» Written instruction
Print exactly the lines from the one containing "Enumerate this screenshot's" through the last line of the records below, both included, and nothing else; omit any pictures.

» Working data
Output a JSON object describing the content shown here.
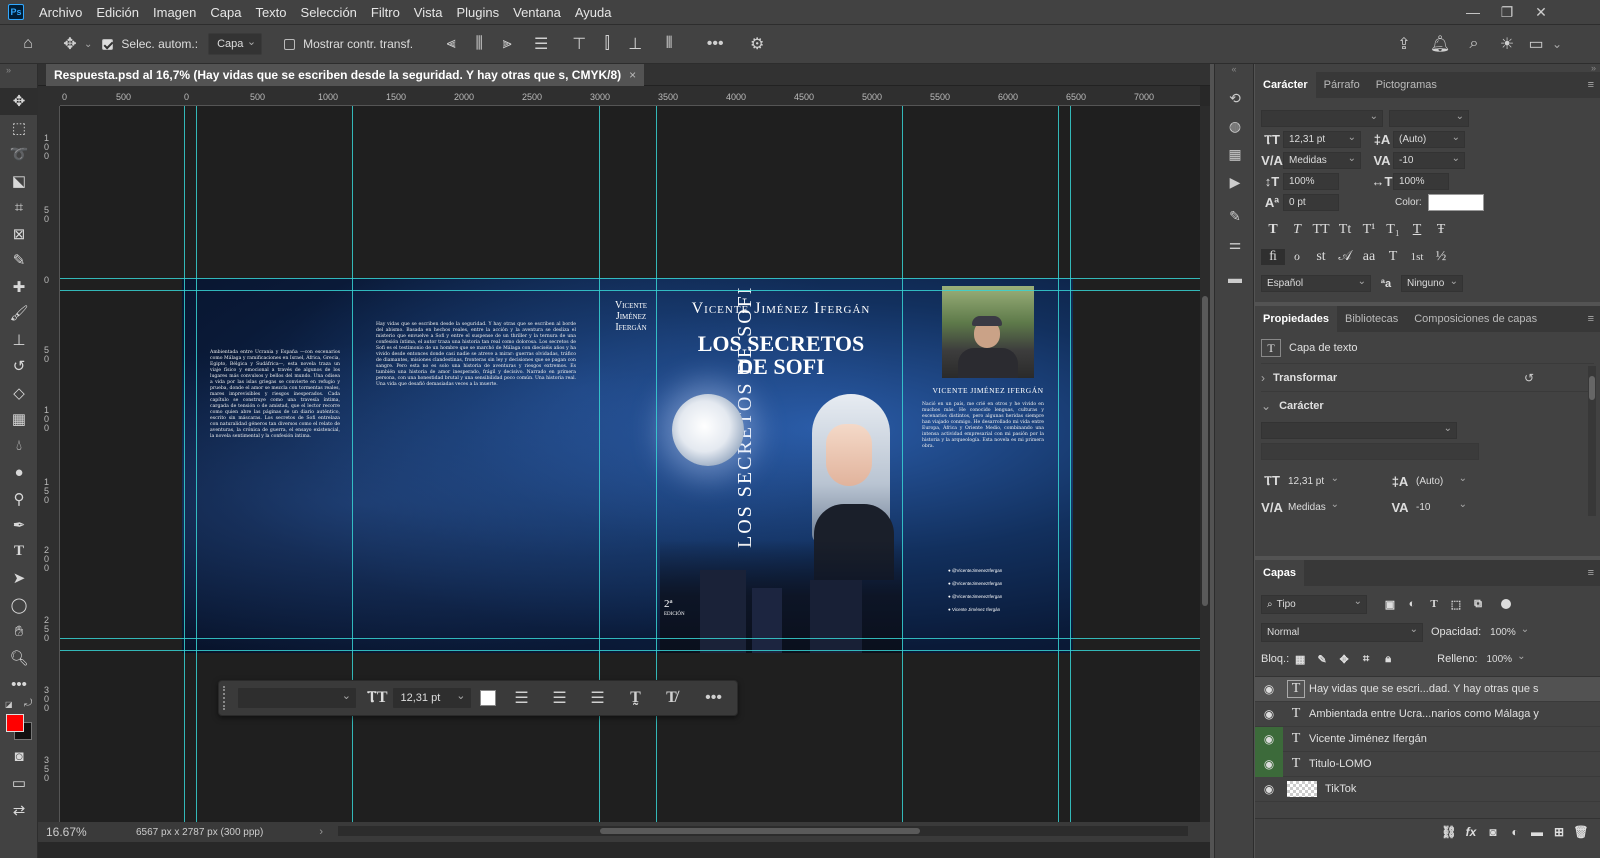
{
  "menubar": {
    "logo": "Ps",
    "items": [
      "Archivo",
      "Edición",
      "Imagen",
      "Capa",
      "Texto",
      "Selección",
      "Filtro",
      "Vista",
      "Plugins",
      "Ventana",
      "Ayuda"
    ],
    "window_controls": [
      "—",
      "❐",
      "✕"
    ]
  },
  "options": {
    "auto_select_label": "Selec. autom.:",
    "auto_select_checked": true,
    "auto_select_target": "Capa",
    "show_transform_label": "Mostrar contr. transf.",
    "show_transform_checked": false
  },
  "document": {
    "tab_title": "Respuesta.psd al 16,7% (Hay vidas que se escriben desde la seguridad. Y hay otras que s, CMYK/8)",
    "close": "×",
    "ruler_h": [
      "0",
      "500",
      "0",
      "500",
      "1000",
      "1500",
      "2000",
      "2500",
      "3000",
      "3500",
      "4000",
      "4500",
      "5000",
      "5500",
      "6000",
      "6500",
      "7000"
    ],
    "ruler_v": [
      "1 0 0",
      "5 0",
      "0",
      "5 0",
      "1 0 0",
      "1 5 0",
      "2 0 0",
      "2 5 0",
      "3 0 0",
      "3 5 0"
    ]
  },
  "cover": {
    "author_spine": "Vicente Jiménez Ifergán",
    "title_spine": "LOS SECRETOS DE SOFI",
    "author_front": "Vicente Jiménez Ifergán",
    "title_front_1": "LOS SECRETOS",
    "title_front_2": "DE SOFI",
    "edition": "2ª",
    "edition_label": "EDICIÓN",
    "flap_author": "VICENTE JIMÉNEZ IFERGÁN",
    "back_left": "Ambientada entre Ucrania y España —con escenarios como Málaga y ramificaciones en Israel, África, Grecia, Egipto, Bélgica y Sudáfrica—, esta novela traza un viaje físico y emocional a través de algunos de los lugares más convulsos y bellos del mundo. Una odisea a vida por las islas griegas se convierte en refugio y prueba, donde el amor se mezcla con tormentas reales, mares imprevisibles y riesgos inesperados. Cada capítulo se construye como una travesía íntima, cargada de tensión o de amistad, que el lector recorre como quien abre las páginas de un diario auténtico, escrito sin máscaras. Los secretos de Sofi entrelaza con naturalidad géneros tan diversos como el relato de aventuras, la crónica de guerra, el ensayo existencial, la novela sentimental y la confesión íntima.",
    "back_right": "Hay vidas que se escriben desde la seguridad. Y hay otras que se escriben al borde del abismo. Basada en hechos reales, entre la acción y la aventura se desliza el misterio que envuelve a Sofi y entre el suspense de un thriller y la ternura de una confesión íntima, el autor traza una historia tan real como dolorosa. Los secretos de Sofi es el testimonio de un hombre que se marchó de Málaga con dieciséis años y ha vivido desde entonces donde casi nadie se atreve a mirar: guerras olvidadas, tráfico de diamantes, misiones clandestinas, fronteras sin ley y decisiones que se pagan con sangre. Pero esta no es solo una historia de aventuras y riesgos extremos. Es también una historia de amor inesperado, frágil y decisivo. Narrado en primera persona, con una honestidad brutal y una sensibilidad poco común. Una historia real. Una vida que desafió demasiadas veces a la muerte.",
    "flap_bio": "Nació en un país, me crié en otros y he vivido en muchos más. He conocido lenguas, culturas y escenarios distintos, pero algunas heridas siempre han viajado conmigo. He desarrollado mi vida entre Europa, África y Oriente Medio, combinando una intensa actividad empresarial con mi pasión por la historia y la arqueología. Esta novela es mi primera obra.",
    "socials": [
      "@VicenteJimenezIfergan",
      "@VicenteJimenezIfergan",
      "@VicenteJimenezIfergan",
      "Vicente Jiménez Ifergán"
    ]
  },
  "floatbar": {
    "font_size": "12,31 pt"
  },
  "status": {
    "zoom": "16.67%",
    "doc_info": "6567 px x 2787 px (300 ppp)"
  },
  "character_panel": {
    "tabs": [
      "Carácter",
      "Párrafo",
      "Pictogramas"
    ],
    "font_size": "12,31 pt",
    "leading": "(Auto)",
    "kerning": "Medidas",
    "tracking": "-10",
    "vscale": "100%",
    "hscale": "100%",
    "baseline": "0 pt",
    "color_label": "Color:",
    "language": "Español",
    "antialias_icon": "ªa",
    "antialias": "Ninguno",
    "style_buttons": [
      "T",
      "T",
      "TT",
      "Tt",
      "T¹",
      "T₁",
      "T",
      "Ŧ"
    ],
    "opentype_buttons": [
      "ﬁ",
      "ℴ",
      "st",
      "𝒜",
      "aa",
      "T",
      "1st",
      "½"
    ]
  },
  "properties_panel": {
    "tabs": [
      "Propiedades",
      "Bibliotecas",
      "Composiciones de capas"
    ],
    "layer_kind": "Capa de texto",
    "transform_label": "Transformar",
    "character_label": "Carácter",
    "font_size": "12,31 pt",
    "leading": "(Auto)",
    "kerning": "Medidas",
    "tracking": "-10"
  },
  "layers_panel": {
    "title": "Capas",
    "filter": "Tipo",
    "blend_mode": "Normal",
    "opacity_label": "Opacidad:",
    "opacity": "100%",
    "lock_label": "Bloq.:",
    "fill_label": "Relleno:",
    "fill": "100%",
    "layers": [
      {
        "name": "Hay vidas que se escri...dad. Y hay otras que s",
        "type": "T",
        "selected": true,
        "eye_green": false
      },
      {
        "name": "Ambientada entre Ucra...narios como Málaga y",
        "type": "T",
        "selected": false,
        "eye_green": false
      },
      {
        "name": "Vicente Jiménez Ifergán",
        "type": "T",
        "selected": false,
        "eye_green": true
      },
      {
        "name": "Titulo-LOMO",
        "type": "T",
        "selected": false,
        "eye_green": true
      },
      {
        "name": "TikTok",
        "type": "img",
        "selected": false,
        "eye_green": false
      }
    ]
  },
  "colors": {
    "foreground": "#ff0000",
    "background": "#111111",
    "guide": "#37d4d4"
  }
}
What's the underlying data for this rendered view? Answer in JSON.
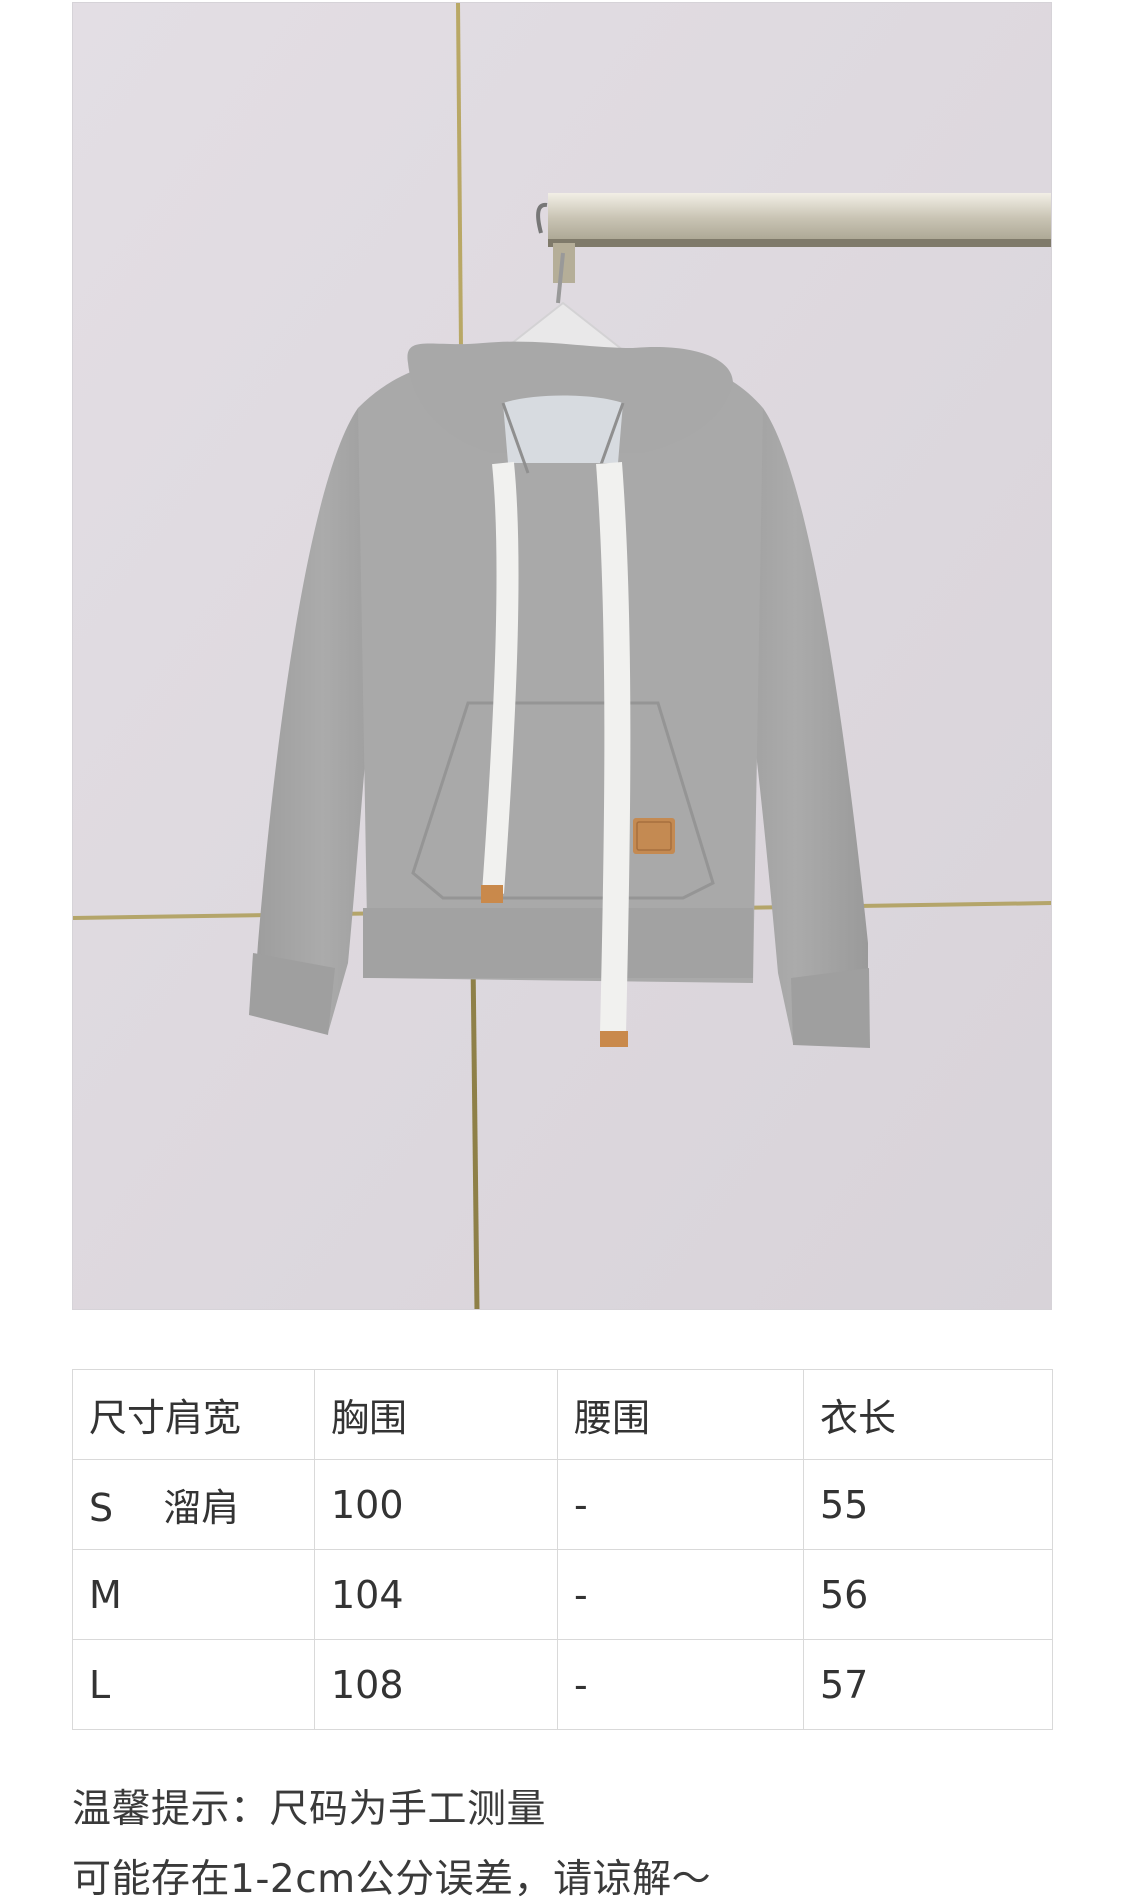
{
  "product_image": {
    "description_icon": "hoodie-photo"
  },
  "size_table": {
    "header": [
      "尺寸肩宽",
      "胸围",
      "腰围",
      "衣长"
    ],
    "rows": [
      [
        "S　 溜肩",
        "100",
        "-",
        "55"
      ],
      [
        "M",
        "104",
        "-",
        "56"
      ],
      [
        "L",
        "108",
        "-",
        "57"
      ]
    ]
  },
  "notes": {
    "line1": "温馨提示：尺码为手工测量",
    "line2": "可能存在1-2cm公分误差，请谅解～"
  },
  "colors": {
    "hoodie": "#a7a7a7",
    "wall": "#ddd8df",
    "table_border": "#d9d9d9"
  }
}
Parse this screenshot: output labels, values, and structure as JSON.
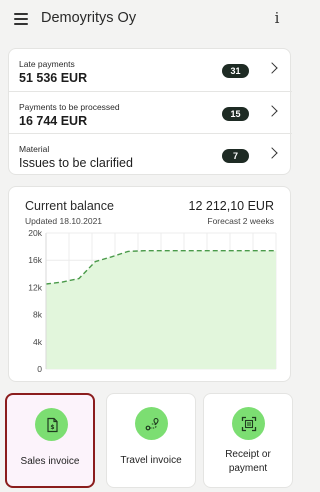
{
  "appbar": {
    "company_name": "Demoyritys Oy",
    "menu_icon": "hamburger-menu-icon",
    "info_icon": "info-icon"
  },
  "summary": {
    "rows": [
      {
        "label": "Late payments",
        "value": "51 536 EUR",
        "badge": "31"
      },
      {
        "label": "Payments to be processed",
        "value": "16 744 EUR",
        "badge": "15"
      },
      {
        "label": "Material",
        "value": "Issues to be clarified",
        "badge": "7"
      }
    ]
  },
  "balance": {
    "title": "Current balance",
    "amount": "12 212,10 EUR",
    "updated": "Updated 18.10.2021",
    "forecast_label": "Forecast 2 weeks"
  },
  "chart_data": {
    "type": "area",
    "title": "",
    "y_ticks": [
      "20k",
      "16k",
      "12k",
      "8k",
      "4k",
      "0"
    ],
    "ylim": [
      0,
      20000
    ],
    "grid": true,
    "x": [
      0,
      1,
      2,
      3,
      4,
      5,
      6,
      7,
      8,
      9,
      10,
      11,
      12,
      13,
      14
    ],
    "series": [
      {
        "values": [
          12500,
          12800,
          13300,
          15800,
          16500,
          17300,
          17400,
          17400,
          17400,
          17400,
          17400,
          17400,
          17400,
          17400,
          17400
        ]
      }
    ],
    "colors": {
      "line": "#4a9a4a",
      "fill": "#e2f6dc"
    }
  },
  "actions": [
    {
      "label": "Sales invoice",
      "icon": "sales-invoice-icon"
    },
    {
      "label": "Travel invoice",
      "icon": "travel-route-icon"
    },
    {
      "label": "Receipt or payment",
      "label_line1": "Receipt or",
      "label_line2": "payment",
      "icon": "receipt-scan-icon"
    }
  ],
  "colors": {
    "accent_green": "#7cde72",
    "badge_dark": "#1e2b24",
    "selected_border": "#8b1d1d"
  }
}
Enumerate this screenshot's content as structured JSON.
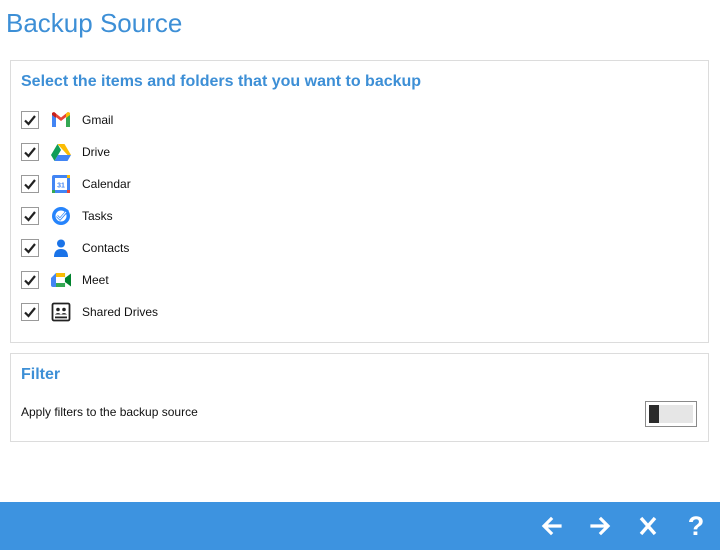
{
  "page": {
    "title": "Backup Source"
  },
  "items_panel": {
    "heading": "Select the items and folders that you want to backup",
    "items": [
      {
        "label": "Gmail",
        "icon": "gmail-icon",
        "checked": true
      },
      {
        "label": "Drive",
        "icon": "drive-icon",
        "checked": true
      },
      {
        "label": "Calendar",
        "icon": "calendar-icon",
        "checked": true,
        "icon_text": "31"
      },
      {
        "label": "Tasks",
        "icon": "tasks-icon",
        "checked": true
      },
      {
        "label": "Contacts",
        "icon": "contacts-icon",
        "checked": true
      },
      {
        "label": "Meet",
        "icon": "meet-icon",
        "checked": true
      },
      {
        "label": "Shared Drives",
        "icon": "shared-drives-icon",
        "checked": true
      }
    ]
  },
  "filter_panel": {
    "heading": "Filter",
    "description": "Apply filters to the backup source",
    "enabled": false
  },
  "footer": {
    "help_label": "?",
    "buttons": [
      "back-arrow-icon",
      "forward-arrow-icon",
      "close-icon",
      "help-icon"
    ]
  },
  "colors": {
    "accent": "#3d8fd6",
    "footer_bar": "#3d93e0",
    "panel_border": "#dcdcdc"
  }
}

» Written reply
Enumerate this screenshot's content as structured JSON.
{
  "page": {
    "title": "Backup Source"
  },
  "items_panel": {
    "heading": "Select the items and folders that you want to backup",
    "items": [
      {
        "label": "Gmail",
        "icon": "gmail-icon",
        "checked": true
      },
      {
        "label": "Drive",
        "icon": "drive-icon",
        "checked": true
      },
      {
        "label": "Calendar",
        "icon": "calendar-icon",
        "checked": true,
        "icon_text": "31"
      },
      {
        "label": "Tasks",
        "icon": "tasks-icon",
        "checked": true
      },
      {
        "label": "Contacts",
        "icon": "contacts-icon",
        "checked": true
      },
      {
        "label": "Meet",
        "icon": "meet-icon",
        "checked": true
      },
      {
        "label": "Shared Drives",
        "icon": "shared-drives-icon",
        "checked": true
      }
    ]
  },
  "filter_panel": {
    "heading": "Filter",
    "description": "Apply filters to the backup source",
    "enabled": false
  },
  "footer": {
    "help_label": "?",
    "buttons": [
      "back-arrow-icon",
      "forward-arrow-icon",
      "close-icon",
      "help-icon"
    ]
  },
  "colors": {
    "accent": "#3d8fd6",
    "footer_bar": "#3d93e0",
    "panel_border": "#dcdcdc"
  }
}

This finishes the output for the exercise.